Excerpt to read
>>
UNITED STATES DISTRICT COURT EASTERN DISTRICT OF LOUISIANA
Jan 8, 2015
c/w 12-697 SECTION: "J"(3) (E.D. La. Jan. 8, 2015)

Opinion

CIVIL ACTION NO: 12-664 SECTION: "J"(3) c/w 12-697 SECTION: "J"(3) c/w 12-1783 SECTION: "J"(3) c/w 12-1912 SECTION: "J"(3) c/w 12-1914 SECTION: "J"(3)

01-08-2015

IN THE MATTER OF THE COMPLAINT OF BERTUCCI CONTRACTING CO., LLC, AS OWNER OF THE M/V SHARON GAIL, FOR EXONERATION FROM OR LIMITATION OF LIABILITY


APPLIES TO ALL CASES ORDER AND REASONS

Before the Court is a Motion to Bifurcate Issues at Trial (Rec. Doc. 431) filed by Claimants, Daniel and Shirley Wagner, et al ("Claimants"), as well as an Opposition (Rec. Doc. 441) by Limitation Petitioners, Bertucci Contracting Company, LLC ("Bertucci") and NASDI, LLC ("NASDI") (collectively "Limitation Petitioners"). Having considered the motion, the parties' submissions, the record, and the applicable law, the Court finds, for the reasons expressed below, that the motion should be DENIED.

PROCEDURAL AND FACTUAL BACKGROUND

At this point in the litigation, both the Court and the parties are very familiar with the facts of this case. The Court has previously set out the detailed facts of this matter in its Order and Reasons dated June 8, 2012. (Rec. Doc. 126). For purposes of Claimant's instant motion, only the following facts are pertinent.

As part of a large-scale project by the State of Louisiana to recycle the concrete recovered from the demolition of the original Interstate 10 Twin Span Bridges ("Twin Spans"), the State contracted with both Bertucci and NASDI to perform a number of services, including transporting the concrete from the demolition site to a staging area located within St. Tammany Parish and conducting concrete crushing operations. In or around August 2011, Bertucci began conducting concrete crushing operations at the staging area. As a result of these operations, Claimants, home owners who live in proximity to the staging area in St. Tammany Parish, filed a class action lawsuit in the Civil District Court for the Parish of Orleans against Limitation Petitioners, asserting that their properties were inundated with noise, vibrations, and dust for an extended period of time. Claimants specifically alleged that the Limitation Petitioners' operations constituted a nuisance in violation of St. Tammany Parish Noise and Dust Ordinances and Louisiana general nuisance law, set forth in Articles 667-669 and 2315 of the Louisiana Civil Code. Limitation Petitioners then proceeded to file a limitation action in this Court, seeking to limit any potential liability incurred by the concrete crushing operations to the value of the vessels owned and operated by Limitation Petitioners which were engaged in these operations. This filing had the effect of staying the Claimants' class action in state court.

Claimants have filed the instant motion requesting that the Court bifurcate the issues set for trial. Specifically Claimants request that the Court first hear argument and rule on the issue of Limitation Petitioners' ability to limit their liability, and then, if necessary, conduct a trial regarding the remaining issues in the case, most notably the issue of damages.
<<
Stated problem 1
Rewrite the listing from its first line up to and including the line containing "- fold-collapse-icon[interactable]: [45, 500, 55, 510]", changing "fold-margin" to "fold-gutter" and leaving everything else unchanged. Return only those lines.

Record set
>>
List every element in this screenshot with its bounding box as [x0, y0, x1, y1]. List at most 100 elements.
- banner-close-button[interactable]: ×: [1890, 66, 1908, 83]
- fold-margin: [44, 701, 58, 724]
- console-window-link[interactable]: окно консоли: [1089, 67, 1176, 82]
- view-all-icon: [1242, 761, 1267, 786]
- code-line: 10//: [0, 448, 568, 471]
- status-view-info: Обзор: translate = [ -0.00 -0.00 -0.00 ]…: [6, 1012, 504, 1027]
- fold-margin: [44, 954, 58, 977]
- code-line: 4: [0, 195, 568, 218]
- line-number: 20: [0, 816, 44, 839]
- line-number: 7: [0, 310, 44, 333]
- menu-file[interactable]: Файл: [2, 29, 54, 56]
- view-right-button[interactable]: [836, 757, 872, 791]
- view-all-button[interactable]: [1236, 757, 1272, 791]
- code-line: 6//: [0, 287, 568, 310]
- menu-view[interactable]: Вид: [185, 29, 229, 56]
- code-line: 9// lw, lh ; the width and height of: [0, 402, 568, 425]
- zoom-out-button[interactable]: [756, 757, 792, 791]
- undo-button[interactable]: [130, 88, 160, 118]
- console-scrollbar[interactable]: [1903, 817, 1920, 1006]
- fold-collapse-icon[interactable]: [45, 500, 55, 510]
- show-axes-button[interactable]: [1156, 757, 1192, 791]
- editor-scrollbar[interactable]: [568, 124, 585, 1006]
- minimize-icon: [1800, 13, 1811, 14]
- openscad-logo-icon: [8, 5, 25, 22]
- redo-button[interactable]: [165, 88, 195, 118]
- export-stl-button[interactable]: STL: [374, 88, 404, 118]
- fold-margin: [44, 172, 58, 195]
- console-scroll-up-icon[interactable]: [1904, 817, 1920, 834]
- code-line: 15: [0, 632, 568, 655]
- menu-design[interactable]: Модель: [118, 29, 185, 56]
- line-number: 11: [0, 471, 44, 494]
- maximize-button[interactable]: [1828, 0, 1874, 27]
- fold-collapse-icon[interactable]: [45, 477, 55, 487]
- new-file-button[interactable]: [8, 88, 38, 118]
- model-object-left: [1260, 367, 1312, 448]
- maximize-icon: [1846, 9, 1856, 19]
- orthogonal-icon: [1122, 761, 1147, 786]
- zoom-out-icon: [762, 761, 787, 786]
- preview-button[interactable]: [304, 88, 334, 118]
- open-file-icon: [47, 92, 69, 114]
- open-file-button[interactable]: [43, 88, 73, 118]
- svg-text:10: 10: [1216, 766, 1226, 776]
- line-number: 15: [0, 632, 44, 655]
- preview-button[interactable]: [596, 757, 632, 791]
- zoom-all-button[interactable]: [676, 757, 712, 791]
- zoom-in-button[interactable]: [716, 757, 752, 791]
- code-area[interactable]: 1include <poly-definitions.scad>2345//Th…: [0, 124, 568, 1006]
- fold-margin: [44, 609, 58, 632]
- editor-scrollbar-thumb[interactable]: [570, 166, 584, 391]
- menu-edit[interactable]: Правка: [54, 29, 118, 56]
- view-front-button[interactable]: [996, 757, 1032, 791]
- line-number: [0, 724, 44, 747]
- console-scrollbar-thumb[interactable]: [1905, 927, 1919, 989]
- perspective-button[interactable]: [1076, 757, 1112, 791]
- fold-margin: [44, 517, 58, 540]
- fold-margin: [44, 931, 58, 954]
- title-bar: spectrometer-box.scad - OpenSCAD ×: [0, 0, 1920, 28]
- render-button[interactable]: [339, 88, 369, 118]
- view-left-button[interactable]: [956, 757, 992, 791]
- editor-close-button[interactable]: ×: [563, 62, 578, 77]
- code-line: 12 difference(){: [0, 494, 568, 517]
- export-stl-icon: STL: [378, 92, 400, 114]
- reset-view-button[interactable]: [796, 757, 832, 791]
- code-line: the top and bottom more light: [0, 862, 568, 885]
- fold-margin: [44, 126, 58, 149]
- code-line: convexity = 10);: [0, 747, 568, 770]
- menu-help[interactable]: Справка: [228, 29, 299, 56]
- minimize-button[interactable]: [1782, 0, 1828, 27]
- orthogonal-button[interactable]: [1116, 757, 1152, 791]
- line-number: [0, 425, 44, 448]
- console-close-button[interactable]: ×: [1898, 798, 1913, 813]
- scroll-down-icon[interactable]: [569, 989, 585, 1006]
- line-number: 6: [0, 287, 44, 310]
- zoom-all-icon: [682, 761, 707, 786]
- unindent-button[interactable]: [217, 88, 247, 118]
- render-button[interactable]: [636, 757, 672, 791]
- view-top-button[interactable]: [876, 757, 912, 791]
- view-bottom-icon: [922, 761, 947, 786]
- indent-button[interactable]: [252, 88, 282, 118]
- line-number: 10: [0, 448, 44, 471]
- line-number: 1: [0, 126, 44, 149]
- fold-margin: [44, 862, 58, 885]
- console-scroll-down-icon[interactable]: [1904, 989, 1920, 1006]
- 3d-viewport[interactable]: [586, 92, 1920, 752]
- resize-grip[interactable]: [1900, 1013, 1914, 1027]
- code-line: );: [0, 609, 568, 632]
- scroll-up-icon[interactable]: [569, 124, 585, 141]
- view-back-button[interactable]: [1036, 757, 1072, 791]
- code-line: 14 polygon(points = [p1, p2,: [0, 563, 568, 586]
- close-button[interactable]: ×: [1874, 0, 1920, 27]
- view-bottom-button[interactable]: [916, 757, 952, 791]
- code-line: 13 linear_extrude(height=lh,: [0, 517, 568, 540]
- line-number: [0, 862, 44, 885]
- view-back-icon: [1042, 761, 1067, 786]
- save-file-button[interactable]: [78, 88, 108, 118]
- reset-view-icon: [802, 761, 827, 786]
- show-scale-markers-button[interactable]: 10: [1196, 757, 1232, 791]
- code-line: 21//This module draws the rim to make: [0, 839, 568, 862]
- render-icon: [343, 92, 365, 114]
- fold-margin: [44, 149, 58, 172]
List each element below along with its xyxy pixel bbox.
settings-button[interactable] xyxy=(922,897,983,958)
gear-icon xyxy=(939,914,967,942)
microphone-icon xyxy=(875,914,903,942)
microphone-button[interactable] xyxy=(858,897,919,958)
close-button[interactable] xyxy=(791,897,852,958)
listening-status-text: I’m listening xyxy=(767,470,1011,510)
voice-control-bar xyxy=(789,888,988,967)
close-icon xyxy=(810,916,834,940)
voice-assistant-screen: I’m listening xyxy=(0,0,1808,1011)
<<
Stated problem 2
From the court order on the motion to bifurcate, copy the passage from "Claimants have filed" up to and including "issue of damages." without any changes.

Complete response 1
List every element in this screenshot with its bounding box as [x0, y0, x1, y1]. List at most 100 elements.
- banner-close-button[interactable]: ×: [1890, 66, 1908, 83]
- fold-gutter: [44, 701, 58, 724]
- console-window-link[interactable]: окно консоли: [1089, 67, 1176, 82]
- view-all-icon: [1242, 761, 1267, 786]
- code-line: 10//: [0, 448, 568, 471]
- status-view-info: Обзор: translate = [ -0.00 -0.00 -0.00 ]…: [6, 1012, 504, 1027]
- fold-gutter: [44, 954, 58, 977]
- code-line: 4: [0, 195, 568, 218]
- line-number: 20: [0, 816, 44, 839]
- line-number: 7: [0, 310, 44, 333]
- menu-file[interactable]: Файл: [2, 29, 54, 56]
- view-right-button[interactable]: [836, 757, 872, 791]
- view-all-button[interactable]: [1236, 757, 1272, 791]
- code-line: 6//: [0, 287, 568, 310]
- menu-view[interactable]: Вид: [185, 29, 229, 56]
- code-line: 9// lw, lh ; the width and height of: [0, 402, 568, 425]
- zoom-out-button[interactable]: [756, 757, 792, 791]
- undo-button[interactable]: [130, 88, 160, 118]
- console-scrollbar[interactable]: [1903, 817, 1920, 1006]
- fold-collapse-icon[interactable]: [45, 500, 55, 510]

Complete response 2
Claimants have filed the instant motion requesting that the Court bifurcate the issues set for trial. Specifically Claimants request that the Court first hear argument and rule on the issue of Limitation Petitioners' ability to limit their liability, and then, if necessary, conduct a trial regarding the remaining issues in the case, most notably the issue of damages.